▶ **Text passage**
+ + + + +

Wednesday, September 19, 2007

Blackwater Guards Fired First: Iraqi Report

This is from the NY Times op eds. These are now available to everyone. Hurrah! Without Blackwater US diplomatic missions will be grounded since Blackwater protects them. Most commentators have no criticism of the fact that private contractors are beyond the reach of Iraqi law in cases such as these.

Iraqi Report Says Blackwater Guards Fired First


By SABRINA TAVERNISE and JAMES GLANZ
Published: September 19, 2007
BAGHDAD, Sept. 18 — A preliminary Iraqi report on a shooting involving an American diplomatic motorcade said Tuesday that Blackwater security guards were not ambushed, as the company reported, but instead fired at a car when it did not heed a policeman’s call to stop, killing a couple and their infant.


The Reach of War
» The report, by the Ministry of Interior, was presented to the Iraqi cabinet and, though unverified, seemed to contradict an account offered by Blackwater USA that the guards were responding to gunfire by militants. The report said Blackwater helicopters had also fired. The Ministry of Defense said 20 Iraqis had been killed, a far higher number than had been reported before.

In a sign of the seriousness of the standoff, the American Embassy here suspended diplomatic missions outside the Green Zone and throughout Iraq on Tuesday.

“There was not shooting against the convoy,” said Ali al-Dabbagh, the Iraqi government’s spokesman. “There was no fire from anyone in the square.”

A State Department spokesman, Edgar Vasquez, said he had not heard of the report and repeated that the department was conducting an investigation supported by the American military. A spokeswoman for Blackwater did not respond to an e-mail request for comment.

+ + + + +

▶ **Excerpted records**
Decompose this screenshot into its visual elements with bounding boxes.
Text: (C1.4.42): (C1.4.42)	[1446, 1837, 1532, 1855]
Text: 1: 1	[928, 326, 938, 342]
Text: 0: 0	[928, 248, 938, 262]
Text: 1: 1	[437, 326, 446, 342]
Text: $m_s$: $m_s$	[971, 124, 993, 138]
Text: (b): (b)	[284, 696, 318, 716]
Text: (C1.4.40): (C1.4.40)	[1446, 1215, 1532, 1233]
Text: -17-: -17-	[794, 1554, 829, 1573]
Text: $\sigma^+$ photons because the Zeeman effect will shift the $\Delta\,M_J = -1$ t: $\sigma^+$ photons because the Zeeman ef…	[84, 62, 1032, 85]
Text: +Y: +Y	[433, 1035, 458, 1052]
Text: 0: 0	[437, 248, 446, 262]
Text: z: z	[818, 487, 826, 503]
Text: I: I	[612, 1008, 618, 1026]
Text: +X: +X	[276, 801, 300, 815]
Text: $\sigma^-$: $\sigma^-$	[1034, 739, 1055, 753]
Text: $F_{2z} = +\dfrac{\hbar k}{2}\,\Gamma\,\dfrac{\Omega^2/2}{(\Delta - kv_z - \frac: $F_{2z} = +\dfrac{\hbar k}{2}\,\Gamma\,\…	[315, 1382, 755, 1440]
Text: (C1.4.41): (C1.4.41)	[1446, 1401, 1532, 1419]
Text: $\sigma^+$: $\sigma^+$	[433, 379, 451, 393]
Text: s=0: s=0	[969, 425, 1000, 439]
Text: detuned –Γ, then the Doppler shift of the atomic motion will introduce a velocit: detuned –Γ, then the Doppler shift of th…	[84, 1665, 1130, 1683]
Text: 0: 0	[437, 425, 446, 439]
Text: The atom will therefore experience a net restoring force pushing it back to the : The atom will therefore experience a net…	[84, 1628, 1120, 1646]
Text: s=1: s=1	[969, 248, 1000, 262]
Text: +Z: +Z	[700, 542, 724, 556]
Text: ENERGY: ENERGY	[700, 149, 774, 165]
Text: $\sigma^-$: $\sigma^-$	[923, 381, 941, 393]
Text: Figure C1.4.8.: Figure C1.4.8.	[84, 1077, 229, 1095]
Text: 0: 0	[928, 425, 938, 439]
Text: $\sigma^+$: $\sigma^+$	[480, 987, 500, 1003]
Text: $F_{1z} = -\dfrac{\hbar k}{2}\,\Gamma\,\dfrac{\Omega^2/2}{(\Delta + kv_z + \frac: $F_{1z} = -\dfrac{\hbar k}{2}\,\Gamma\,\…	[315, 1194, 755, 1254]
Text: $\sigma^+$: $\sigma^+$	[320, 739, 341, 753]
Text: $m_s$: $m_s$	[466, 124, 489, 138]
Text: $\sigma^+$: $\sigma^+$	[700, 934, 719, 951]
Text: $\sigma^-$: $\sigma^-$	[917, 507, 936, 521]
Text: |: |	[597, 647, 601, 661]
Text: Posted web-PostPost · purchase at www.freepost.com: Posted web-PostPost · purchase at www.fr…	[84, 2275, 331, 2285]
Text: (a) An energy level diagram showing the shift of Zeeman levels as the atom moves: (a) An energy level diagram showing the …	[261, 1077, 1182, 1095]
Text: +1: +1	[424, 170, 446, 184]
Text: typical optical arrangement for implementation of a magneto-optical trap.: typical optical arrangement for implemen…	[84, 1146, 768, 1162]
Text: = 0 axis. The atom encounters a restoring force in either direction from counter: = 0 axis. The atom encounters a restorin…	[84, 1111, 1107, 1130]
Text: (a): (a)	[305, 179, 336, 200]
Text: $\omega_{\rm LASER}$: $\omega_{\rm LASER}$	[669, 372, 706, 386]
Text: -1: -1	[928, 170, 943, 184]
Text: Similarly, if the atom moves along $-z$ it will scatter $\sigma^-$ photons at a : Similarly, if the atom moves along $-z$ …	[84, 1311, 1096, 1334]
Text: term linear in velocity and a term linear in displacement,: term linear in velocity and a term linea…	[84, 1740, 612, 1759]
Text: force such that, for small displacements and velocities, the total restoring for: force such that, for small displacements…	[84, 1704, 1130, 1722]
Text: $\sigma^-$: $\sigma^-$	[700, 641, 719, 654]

+ + + + +

▶ **To-do list**
A) From the Blackwater shooting post, return the passage that begins at the words "This is from" and stops after "and their infant.".
B) Please resume the Blackwater shooting post from the point where it stops.

▶ **In response**
A)
This is from the NY Times op eds. These are now available to everyone. Hurrah! Without Blackwater US diplomatic missions will be grounded since Blackwater protects them. Most commentators have no criticism of the fact that private contractors are beyond the reach of Iraqi law in cases such as these.

Iraqi Report Says Blackwater Guards Fired First


By SABRINA TAVERNISE and JAMES GLANZ
Published: September 19, 2007
BAGHDAD, Sept. 18 — A preliminary Iraqi report on a shooting involving an American diplomatic motorcade said Tuesday that Blackwater security guards were not ambushed, as the company reported, but instead fired at a car when it did not heed a policeman’s call to stop, killing a couple and their infant.

B)
“Let these folks do the investigation and get all the facts,” Mr. Vasquez said, “and if department procedures were not followed, after the facts have been gathered we would decide what action to take.”

The shooting, which took place on Sunday, has angered Iraqi officials and touched off a harsh debate about private security companies, which operate outside Iraqi law, a privilege extended to them by Americans officials while Iraq’s government was still under American administration. Blackwater, which guards all top American officials here, had its work suspended, and Iraqi officials agreed to rewrite the rules to make the companies accountable.

“We do understand that the security companies are subject to high levels of threat and they do a good job at protection, but this does not entitle them to immunity from Iraqi laws,” Mr. Dabbagh said. “This is what the Iraqi government would like to review.”

He said the Iraqi and American governments had set up a joint committee to investigate the deaths.

American Embassy officials had said Monday that the Blackwater guards had been responding to a car bomb, but Mr. Dabbagh said the bomb was so far away that it could not possibly have been a reason for the convoy to begin shooting.

Instead, he said, the convoy had initiated the shooting when a car did not heed a police officer and moved into an intersection.

“The traffic policeman was trying to open the road for them,” he said. “It was a crowded square. But one small car did not stop. It was moving very slowly. They shot against the couple and their child. They started shooting randomly.”

In video shot shortly after the episode, the child appeared to have burned to the mother’s body after the car caught fire, according to an official who saw it.

In interviews on Tuesday, six Iraqis who had been in the area at the time of the shooting, including a man who was wounded and an Iraqi Army soldier who helped rescue people, offered roughly similar versions.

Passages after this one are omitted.